Stored data:
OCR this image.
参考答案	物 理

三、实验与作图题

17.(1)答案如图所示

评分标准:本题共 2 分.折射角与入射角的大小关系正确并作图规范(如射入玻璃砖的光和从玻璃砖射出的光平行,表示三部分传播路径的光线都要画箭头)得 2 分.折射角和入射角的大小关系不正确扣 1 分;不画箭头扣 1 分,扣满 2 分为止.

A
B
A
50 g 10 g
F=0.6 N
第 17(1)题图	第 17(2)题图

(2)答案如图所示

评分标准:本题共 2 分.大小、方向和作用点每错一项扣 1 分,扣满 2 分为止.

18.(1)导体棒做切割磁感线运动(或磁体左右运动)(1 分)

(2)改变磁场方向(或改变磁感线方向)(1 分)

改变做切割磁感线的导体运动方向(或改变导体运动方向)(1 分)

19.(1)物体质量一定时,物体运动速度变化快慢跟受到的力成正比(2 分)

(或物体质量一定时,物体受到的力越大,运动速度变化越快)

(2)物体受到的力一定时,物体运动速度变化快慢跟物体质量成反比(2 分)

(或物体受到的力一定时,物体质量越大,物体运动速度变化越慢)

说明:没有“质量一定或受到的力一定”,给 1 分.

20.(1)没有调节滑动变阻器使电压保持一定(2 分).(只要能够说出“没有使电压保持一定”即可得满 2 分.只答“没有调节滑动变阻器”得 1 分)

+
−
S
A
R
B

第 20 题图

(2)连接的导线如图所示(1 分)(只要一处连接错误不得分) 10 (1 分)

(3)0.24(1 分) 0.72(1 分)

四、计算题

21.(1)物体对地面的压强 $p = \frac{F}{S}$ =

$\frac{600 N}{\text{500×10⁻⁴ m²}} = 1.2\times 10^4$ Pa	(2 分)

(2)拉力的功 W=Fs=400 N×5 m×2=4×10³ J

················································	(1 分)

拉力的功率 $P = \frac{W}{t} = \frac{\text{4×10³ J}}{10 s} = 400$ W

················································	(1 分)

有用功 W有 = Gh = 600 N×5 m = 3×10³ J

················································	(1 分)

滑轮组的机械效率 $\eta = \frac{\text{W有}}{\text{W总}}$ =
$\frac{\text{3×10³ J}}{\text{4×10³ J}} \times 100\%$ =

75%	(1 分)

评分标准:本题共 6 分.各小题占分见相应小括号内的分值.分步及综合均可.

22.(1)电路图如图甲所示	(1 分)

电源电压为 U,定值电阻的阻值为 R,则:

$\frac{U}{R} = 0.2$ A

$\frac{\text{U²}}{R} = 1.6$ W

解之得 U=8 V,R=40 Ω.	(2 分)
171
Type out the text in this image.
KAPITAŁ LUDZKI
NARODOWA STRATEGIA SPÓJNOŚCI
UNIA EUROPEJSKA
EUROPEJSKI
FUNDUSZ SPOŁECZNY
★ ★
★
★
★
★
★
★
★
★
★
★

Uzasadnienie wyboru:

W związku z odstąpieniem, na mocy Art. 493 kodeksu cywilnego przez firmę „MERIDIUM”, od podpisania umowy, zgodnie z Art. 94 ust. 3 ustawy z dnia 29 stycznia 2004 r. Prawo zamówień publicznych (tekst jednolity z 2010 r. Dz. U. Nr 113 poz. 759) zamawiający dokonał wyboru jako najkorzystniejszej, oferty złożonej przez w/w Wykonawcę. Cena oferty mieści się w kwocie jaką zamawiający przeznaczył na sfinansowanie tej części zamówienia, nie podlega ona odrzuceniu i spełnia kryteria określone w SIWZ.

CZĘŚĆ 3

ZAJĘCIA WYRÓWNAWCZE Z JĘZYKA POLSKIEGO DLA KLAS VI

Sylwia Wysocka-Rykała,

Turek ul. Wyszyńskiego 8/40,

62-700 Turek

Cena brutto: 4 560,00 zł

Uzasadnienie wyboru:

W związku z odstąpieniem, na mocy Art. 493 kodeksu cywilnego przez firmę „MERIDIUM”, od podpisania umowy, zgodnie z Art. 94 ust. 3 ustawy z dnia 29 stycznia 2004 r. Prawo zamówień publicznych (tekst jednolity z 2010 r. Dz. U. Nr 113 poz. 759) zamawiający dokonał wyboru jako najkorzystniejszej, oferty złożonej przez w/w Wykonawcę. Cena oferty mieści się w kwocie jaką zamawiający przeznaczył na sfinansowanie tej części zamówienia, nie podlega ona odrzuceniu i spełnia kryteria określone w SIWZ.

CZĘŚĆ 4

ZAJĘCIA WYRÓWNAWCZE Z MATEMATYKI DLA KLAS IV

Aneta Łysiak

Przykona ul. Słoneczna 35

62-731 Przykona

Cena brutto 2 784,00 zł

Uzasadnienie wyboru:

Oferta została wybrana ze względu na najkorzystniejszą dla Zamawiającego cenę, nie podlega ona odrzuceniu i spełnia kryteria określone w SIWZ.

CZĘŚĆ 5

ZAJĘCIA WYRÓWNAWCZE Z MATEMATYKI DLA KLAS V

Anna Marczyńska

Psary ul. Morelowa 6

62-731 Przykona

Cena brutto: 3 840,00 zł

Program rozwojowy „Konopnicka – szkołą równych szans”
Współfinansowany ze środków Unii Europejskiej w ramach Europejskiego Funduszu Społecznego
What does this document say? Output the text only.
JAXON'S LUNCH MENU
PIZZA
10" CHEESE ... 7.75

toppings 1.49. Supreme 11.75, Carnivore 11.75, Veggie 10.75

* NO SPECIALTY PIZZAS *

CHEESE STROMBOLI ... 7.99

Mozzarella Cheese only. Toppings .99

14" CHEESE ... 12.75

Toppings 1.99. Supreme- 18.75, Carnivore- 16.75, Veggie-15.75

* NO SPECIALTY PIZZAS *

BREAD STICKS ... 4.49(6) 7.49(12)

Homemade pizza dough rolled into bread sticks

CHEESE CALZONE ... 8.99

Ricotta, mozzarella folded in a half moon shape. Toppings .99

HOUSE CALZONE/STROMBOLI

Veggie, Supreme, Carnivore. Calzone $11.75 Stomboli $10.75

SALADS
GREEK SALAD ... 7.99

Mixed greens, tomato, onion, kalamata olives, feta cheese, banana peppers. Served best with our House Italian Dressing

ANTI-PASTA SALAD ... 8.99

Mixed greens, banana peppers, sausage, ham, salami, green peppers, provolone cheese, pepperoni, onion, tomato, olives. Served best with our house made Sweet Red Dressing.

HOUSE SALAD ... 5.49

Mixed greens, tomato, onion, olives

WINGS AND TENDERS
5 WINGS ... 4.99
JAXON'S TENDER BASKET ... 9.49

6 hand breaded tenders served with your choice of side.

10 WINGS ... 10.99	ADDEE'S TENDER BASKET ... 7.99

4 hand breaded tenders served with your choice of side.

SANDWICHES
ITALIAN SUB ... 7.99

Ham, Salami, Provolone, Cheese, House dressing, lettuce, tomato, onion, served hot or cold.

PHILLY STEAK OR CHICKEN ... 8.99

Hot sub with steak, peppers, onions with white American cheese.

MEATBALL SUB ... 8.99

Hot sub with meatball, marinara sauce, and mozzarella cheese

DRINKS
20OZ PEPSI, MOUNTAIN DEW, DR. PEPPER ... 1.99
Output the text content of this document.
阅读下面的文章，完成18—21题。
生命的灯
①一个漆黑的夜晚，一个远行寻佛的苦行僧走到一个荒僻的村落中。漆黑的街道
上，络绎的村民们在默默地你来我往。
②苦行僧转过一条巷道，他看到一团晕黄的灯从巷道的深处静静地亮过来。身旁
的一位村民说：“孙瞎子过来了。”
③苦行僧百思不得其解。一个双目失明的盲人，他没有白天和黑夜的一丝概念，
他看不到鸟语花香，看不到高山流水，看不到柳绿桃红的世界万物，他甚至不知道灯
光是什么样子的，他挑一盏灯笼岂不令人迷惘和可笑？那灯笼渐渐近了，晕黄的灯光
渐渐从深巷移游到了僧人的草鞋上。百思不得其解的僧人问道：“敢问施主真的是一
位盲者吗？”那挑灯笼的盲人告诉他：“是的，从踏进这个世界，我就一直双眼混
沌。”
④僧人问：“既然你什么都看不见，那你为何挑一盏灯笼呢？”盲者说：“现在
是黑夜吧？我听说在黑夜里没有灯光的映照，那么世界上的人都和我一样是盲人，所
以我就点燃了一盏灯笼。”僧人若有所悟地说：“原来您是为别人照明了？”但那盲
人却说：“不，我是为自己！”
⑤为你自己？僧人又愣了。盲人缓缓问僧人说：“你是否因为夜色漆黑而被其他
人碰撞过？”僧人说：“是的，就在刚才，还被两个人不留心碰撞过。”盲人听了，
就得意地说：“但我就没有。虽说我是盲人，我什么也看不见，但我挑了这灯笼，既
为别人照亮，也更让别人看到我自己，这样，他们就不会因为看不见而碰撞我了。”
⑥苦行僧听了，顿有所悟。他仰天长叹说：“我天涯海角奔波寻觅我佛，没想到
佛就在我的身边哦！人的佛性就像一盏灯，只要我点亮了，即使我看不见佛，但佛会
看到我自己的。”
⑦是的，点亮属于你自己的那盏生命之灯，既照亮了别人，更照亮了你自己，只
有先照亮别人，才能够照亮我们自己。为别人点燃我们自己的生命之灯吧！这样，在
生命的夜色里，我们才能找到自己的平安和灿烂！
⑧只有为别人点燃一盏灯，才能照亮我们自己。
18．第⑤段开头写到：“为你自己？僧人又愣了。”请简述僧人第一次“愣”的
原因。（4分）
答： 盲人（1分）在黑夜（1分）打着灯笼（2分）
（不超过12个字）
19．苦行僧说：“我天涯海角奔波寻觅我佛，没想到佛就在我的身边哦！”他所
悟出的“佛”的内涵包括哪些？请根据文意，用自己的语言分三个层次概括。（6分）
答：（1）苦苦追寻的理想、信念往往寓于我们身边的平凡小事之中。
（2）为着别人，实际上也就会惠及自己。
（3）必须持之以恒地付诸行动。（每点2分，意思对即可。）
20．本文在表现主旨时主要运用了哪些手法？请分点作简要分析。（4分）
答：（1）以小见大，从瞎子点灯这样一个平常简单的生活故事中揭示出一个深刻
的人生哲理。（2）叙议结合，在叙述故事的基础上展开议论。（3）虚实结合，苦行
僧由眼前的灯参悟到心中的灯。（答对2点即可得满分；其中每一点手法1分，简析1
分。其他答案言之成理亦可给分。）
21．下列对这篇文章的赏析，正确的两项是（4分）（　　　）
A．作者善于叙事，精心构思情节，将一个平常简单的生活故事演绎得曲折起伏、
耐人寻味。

Exercise instructions:
Copy each line that holds the word "Turek".

Output:
Turek ul. Wyszyńskiego 8/40,
62-700 Turek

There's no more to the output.